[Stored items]
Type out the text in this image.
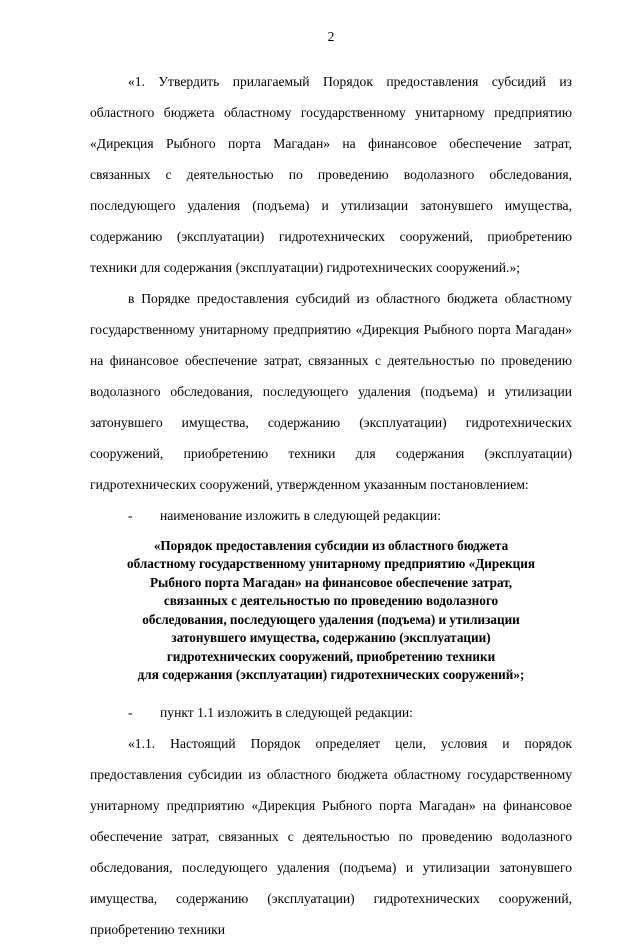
2

«1. Утвердить прилагаемый Порядок предоставления субсидий из областного бюджета областному государственному унитарному предприятию «Дирекция Рыбного порта Магадан» на финансовое обеспечение затрат, связанных с деятельностью по проведению водолазного обследования, последующего удаления (подъема) и утилизации затонувшего имущества, содержанию (эксплуатации) гидротехнических сооружений, приобретению техники для содержания (эксплуатации) гидротехнических сооружений.»;

в Порядке предоставления субсидий из областного бюджета областному государственному унитарному предприятию «Дирекция Рыбного порта Магадан» на финансовое обеспечение затрат, связанных с деятельностью по проведению водолазного обследования, последующего удаления (подъема) и утилизации затонувшего имущества, содержанию (эксплуатации) гидротехнических сооружений, приобретению техники для содержания (эксплуатации) гидротехнических сооружений, утвержденном указанным постановлением:

- наименование изложить в следующей редакции:

«Порядок предоставления субсидии из областного бюджета
областному государственному унитарному предприятию «Дирекция
Рыбного порта Магадан» на финансовое обеспечение затрат,
связанных с деятельностью по проведению водолазного
обследования, последующего удаления (подъема) и утилизации
затонувшего имущества, содержанию (эксплуатации)
гидротехнических сооружений, приобретению техники
для содержания (эксплуатации) гидротехнических сооружений»;

- пункт 1.1 изложить в следующей редакции:

«1.1. Настоящий Порядок определяет цели, условия и порядок предоставления субсидии из областного бюджета областному государственному унитарному предприятию «Дирекция Рыбного порта Магадан» на финансовое обеспечение затрат, связанных с деятельностью по проведению водолазного обследования, последующего удаления (подъема) и утилизации затонувшего имущества, содержанию (эксплуатации) гидротехнических сооружений, приобретению техники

### OBJECTIVE
Print the whole listing above once more, word for word, without its pictures.

### THE RESULT
Type out the text in this image.
2

«1. Утвердить прилагаемый Порядок предоставления субсидий из областного бюджета областному государственному унитарному предприятию «Дирекция Рыбного порта Магадан» на финансовое обеспечение затрат, связанных с деятельностью по проведению водолазного обследования, последующего удаления (подъема) и утилизации затонувшего имущества, содержанию (эксплуатации) гидротехнических сооружений, приобретению техники для содержания (эксплуатации) гидротехнических сооружений.»;

в Порядке предоставления субсидий из областного бюджета областному государственному унитарному предприятию «Дирекция Рыбного порта Магадан» на финансовое обеспечение затрат, связанных с деятельностью по проведению водолазного обследования, последующего удаления (подъема) и утилизации затонувшего имущества, содержанию (эксплуатации) гидротехнических сооружений, приобретению техники для содержания (эксплуатации) гидротехнических сооружений, утвержденном указанным постановлением:

- наименование изложить в следующей редакции:

«Порядок предоставления субсидии из областного бюджета
областному государственному унитарному предприятию «Дирекция
Рыбного порта Магадан» на финансовое обеспечение затрат,
связанных с деятельностью по проведению водолазного
обследования, последующего удаления (подъема) и утилизации
затонувшего имущества, содержанию (эксплуатации)
гидротехнических сооружений, приобретению техники
для содержания (эксплуатации) гидротехнических сооружений»;

- пункт 1.1 изложить в следующей редакции:

«1.1. Настоящий Порядок определяет цели, условия и порядок предоставления субсидии из областного бюджета областному государственному унитарному предприятию «Дирекция Рыбного порта Магадан» на финансовое обеспечение затрат, связанных с деятельностью по проведению водолазного обследования, последующего удаления (подъема) и утилизации затонувшего имущества, содержанию (эксплуатации) гидротехнических сооружений, приобретению техники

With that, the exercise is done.